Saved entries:
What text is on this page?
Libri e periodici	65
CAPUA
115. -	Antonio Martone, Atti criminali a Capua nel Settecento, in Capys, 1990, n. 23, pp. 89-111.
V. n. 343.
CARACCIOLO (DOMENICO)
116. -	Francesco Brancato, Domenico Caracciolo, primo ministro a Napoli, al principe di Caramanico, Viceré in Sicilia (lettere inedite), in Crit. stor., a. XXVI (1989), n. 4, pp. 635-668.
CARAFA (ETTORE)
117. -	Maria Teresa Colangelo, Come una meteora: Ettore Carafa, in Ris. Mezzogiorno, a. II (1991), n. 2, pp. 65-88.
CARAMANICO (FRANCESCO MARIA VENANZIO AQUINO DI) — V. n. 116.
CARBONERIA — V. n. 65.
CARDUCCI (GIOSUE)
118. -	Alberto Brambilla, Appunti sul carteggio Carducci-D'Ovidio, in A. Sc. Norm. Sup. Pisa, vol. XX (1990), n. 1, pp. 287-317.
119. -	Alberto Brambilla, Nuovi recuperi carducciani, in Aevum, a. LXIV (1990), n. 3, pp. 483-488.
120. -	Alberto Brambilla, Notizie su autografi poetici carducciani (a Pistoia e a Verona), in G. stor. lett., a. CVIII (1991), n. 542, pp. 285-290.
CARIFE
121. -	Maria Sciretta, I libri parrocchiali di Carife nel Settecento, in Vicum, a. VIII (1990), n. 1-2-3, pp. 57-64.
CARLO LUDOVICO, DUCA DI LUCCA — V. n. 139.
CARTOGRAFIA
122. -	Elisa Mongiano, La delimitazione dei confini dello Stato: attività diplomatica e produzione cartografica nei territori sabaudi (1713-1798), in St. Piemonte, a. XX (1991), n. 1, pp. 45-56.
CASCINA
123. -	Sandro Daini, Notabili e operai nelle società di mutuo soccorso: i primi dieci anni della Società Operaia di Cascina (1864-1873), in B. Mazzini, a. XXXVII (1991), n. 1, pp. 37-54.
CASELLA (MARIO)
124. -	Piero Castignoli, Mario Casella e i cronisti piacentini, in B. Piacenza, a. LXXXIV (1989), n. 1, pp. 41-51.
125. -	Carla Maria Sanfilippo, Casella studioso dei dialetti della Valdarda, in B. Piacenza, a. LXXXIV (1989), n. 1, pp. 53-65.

WHAT YOU ARE ASKED TO DO: Repeat the records above exactly as they appear.

SOLUTION TO THE EXERCISE:
What text is on this page?
Libri e periodici	65
CAPUA
115. -	Antonio Martone, Atti criminali a Capua nel Settecento, in Capys, 1990, n. 23, pp. 89-111.
V. n. 343.
CARACCIOLO (DOMENICO)
116. -	Francesco Brancato, Domenico Caracciolo, primo ministro a Napoli, al principe di Caramanico, Viceré in Sicilia (lettere inedite), in Crit. stor., a. XXVI (1989), n. 4, pp. 635-668.
CARAFA (ETTORE)
117. -	Maria Teresa Colangelo, Come una meteora: Ettore Carafa, in Ris. Mezzogiorno, a. II (1991), n. 2, pp. 65-88.
CARAMANICO (FRANCESCO MARIA VENANZIO AQUINO DI) — V. n. 116.
CARBONERIA — V. n. 65.
CARDUCCI (GIOSUE)
118. -	Alberto Brambilla, Appunti sul carteggio Carducci-D'Ovidio, in A. Sc. Norm. Sup. Pisa, vol. XX (1990), n. 1, pp. 287-317.
119. -	Alberto Brambilla, Nuovi recuperi carducciani, in Aevum, a. LXIV (1990), n. 3, pp. 483-488.
120. -	Alberto Brambilla, Notizie su autografi poetici carducciani (a Pistoia e a Verona), in G. stor. lett., a. CVIII (1991), n. 542, pp. 285-290.
CARIFE
121. -	Maria Sciretta, I libri parrocchiali di Carife nel Settecento, in Vicum, a. VIII (1990), n. 1-2-3, pp. 57-64.
CARLO LUDOVICO, DUCA DI LUCCA — V. n. 139.
CARTOGRAFIA
122. -	Elisa Mongiano, La delimitazione dei confini dello Stato: attività diplomatica e produzione cartografica nei territori sabaudi (1713-1798), in St. Piemonte, a. XX (1991), n. 1, pp. 45-56.
CASCINA
123. -	Sandro Daini, Notabili e operai nelle società di mutuo soccorso: i primi dieci anni della Società Operaia di Cascina (1864-1873), in B. Mazzini, a. XXXVII (1991), n. 1, pp. 37-54.
CASELLA (MARIO)
124. -	Piero Castignoli, Mario Casella e i cronisti piacentini, in B. Piacenza, a. LXXXIV (1989), n. 1, pp. 41-51.
125. -	Carla Maria Sanfilippo, Casella studioso dei dialetti della Valdarda, in B. Piacenza, a. LXXXIV (1989), n. 1, pp. 53-65.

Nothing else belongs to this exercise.